(Data records)
::::::::::
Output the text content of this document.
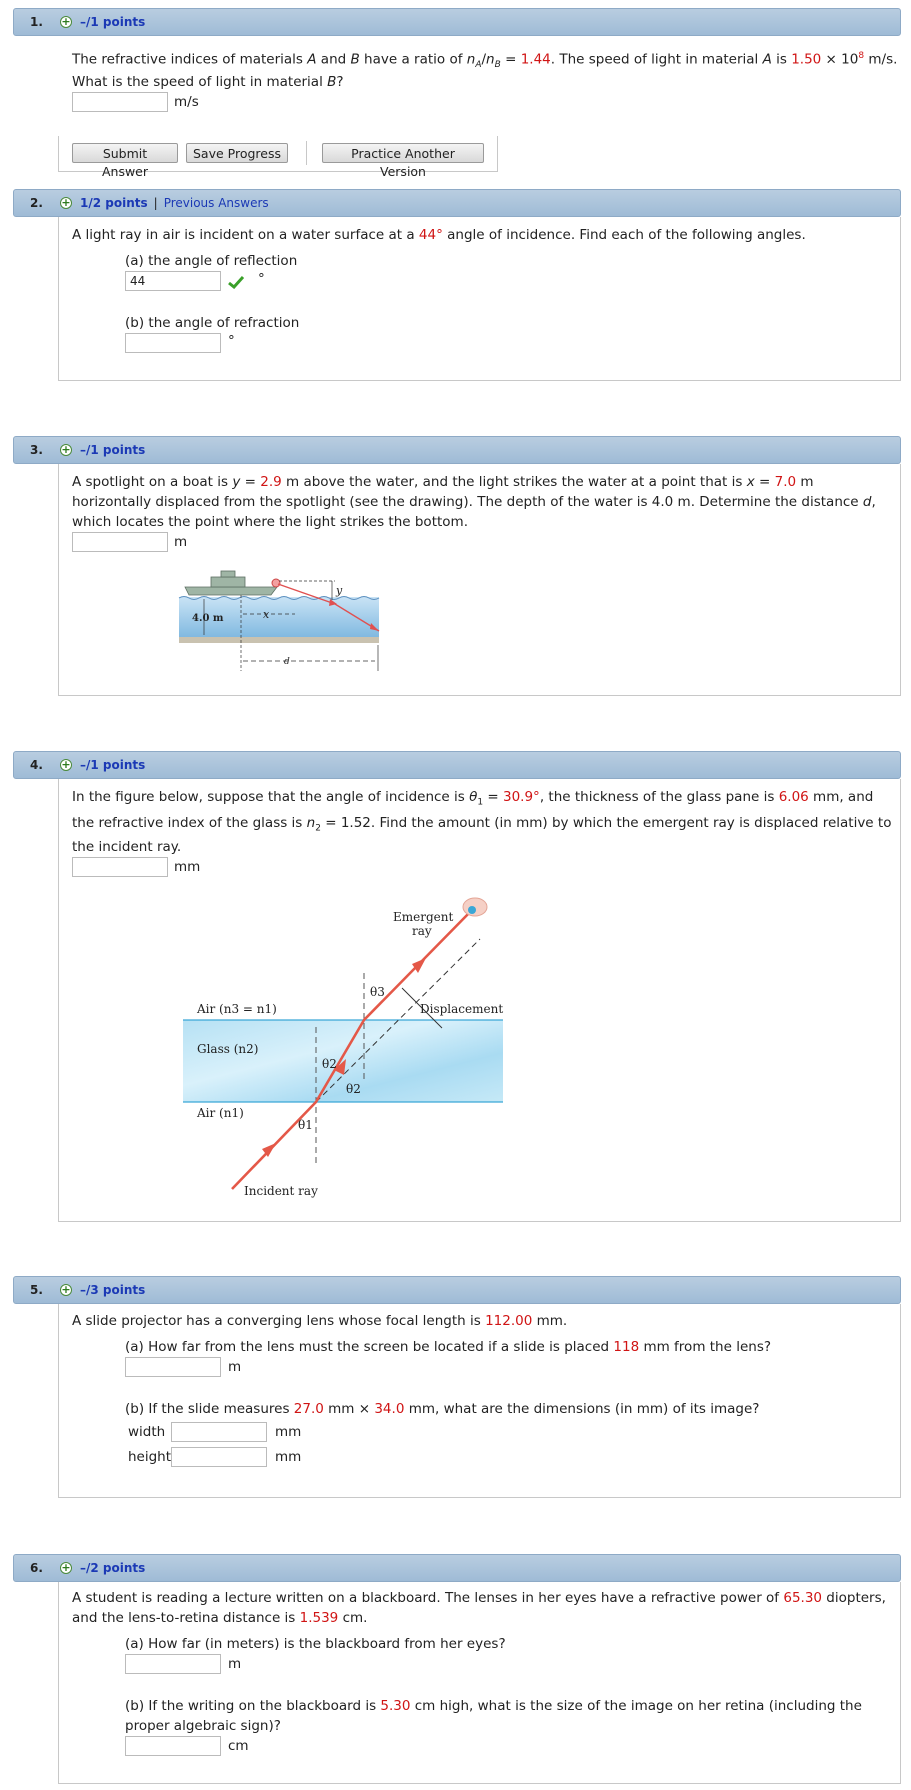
1. + –/1 points
The refractive indices of materials A and B have a ratio of $n_A/n_B = 1.44$. The speed of light in material A is $1.50 \times 10^8$ m/s.
What is the speed of light in material B?
m/s
Submit Answer
Save Progress	Practice Another Version
2. + 1/2 points | Previous Answers
A light ray in air is incident on a water surface at a 44° angle of incidence. Find each of the following angles.
(a) the angle of reflection
44
°
(b) the angle of refraction
°
3. + –/1 points
A spotlight on a boat is y = 2.9 m above the water, and the light strikes the water at a point that is x = 7.0 m
horizontally displaced from the spotlight (see the drawing). The depth of the water is 4.0 m. Determine the distance d,
which locates the point where the light strikes the bottom.
m
y
4.0 m	x
d
4. + –/1 points
In the figure below, suppose that the angle of incidence is $\theta_1 = 30.9^\circ$, the thickness of the glass pane is 6.06 mm, and
the refractive index of the glass is $n_2 = 1.52$. Find the amount (in mm) by which the emergent ray is displaced relative to
the incident ray.
mm
Emergent
ray
Air (n3 = n1)
θ3
Displacement
Glass (n2)
θ2
θ2
Air (n1)
θ1
Incident ray
5. + –/3 points
A slide projector has a converging lens whose focal length is 112.00 mm.
(a) How far from the lens must the screen be located if a slide is placed 118 mm from the lens?
m
(b) If the slide measures 27.0 mm × 34.0 mm, what are the dimensions (in mm) of its image?
width	mm
height	mm
6. + –/2 points
A student is reading a lecture written on a blackboard. The lenses in her eyes have a refractive power of 65.30 diopters,
and the lens-to-retina distance is 1.539 cm.
(a) How far (in meters) is the blackboard from her eyes?
m
(b) If the writing on the blackboard is 5.30 cm high, what is the size of the image on her retina (including the
proper algebraic sign)?
cm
::::::::::
▶ _AIM OF THE EXERCISE_: Leave the pictures out and print the records above exactly as they stand.

▶ _THE RESPONSE_:
Output the text content of this document.
1. + –/1 points
The refractive indices of materials A and B have a ratio of $n_A/n_B = 1.44$. The speed of light in material A is $1.50 \times 10^8$ m/s.
What is the speed of light in material B?
m/s
Submit Answer
Save Progress	Practice Another Version
2. + 1/2 points | Previous Answers
A light ray in air is incident on a water surface at a 44° angle of incidence. Find each of the following angles.
(a) the angle of reflection
44
°
(b) the angle of refraction
°
3. + –/1 points
A spotlight on a boat is y = 2.9 m above the water, and the light strikes the water at a point that is x = 7.0 m
horizontally displaced from the spotlight (see the drawing). The depth of the water is 4.0 m. Determine the distance d,
which locates the point where the light strikes the bottom.
m
y
4.0 m	x
d
4. + –/1 points
In the figure below, suppose that the angle of incidence is $\theta_1 = 30.9^\circ$, the thickness of the glass pane is 6.06 mm, and
the refractive index of the glass is $n_2 = 1.52$. Find the amount (in mm) by which the emergent ray is displaced relative to
the incident ray.
mm
Emergent
ray
Air (n3 = n1)
θ3
Displacement
Glass (n2)
θ2
θ2
Air (n1)
θ1
Incident ray
5. + –/3 points
A slide projector has a converging lens whose focal length is 112.00 mm.
(a) How far from the lens must the screen be located if a slide is placed 118 mm from the lens?
m
(b) If the slide measures 27.0 mm × 34.0 mm, what are the dimensions (in mm) of its image?
width	mm
height	mm
6. + –/2 points
A student is reading a lecture written on a blackboard. The lenses in her eyes have a refractive power of 65.30 diopters,
and the lens-to-retina distance is 1.539 cm.
(a) How far (in meters) is the blackboard from her eyes?
m
(b) If the writing on the blackboard is 5.30 cm high, what is the size of the image on her retina (including the
proper algebraic sign)?
cm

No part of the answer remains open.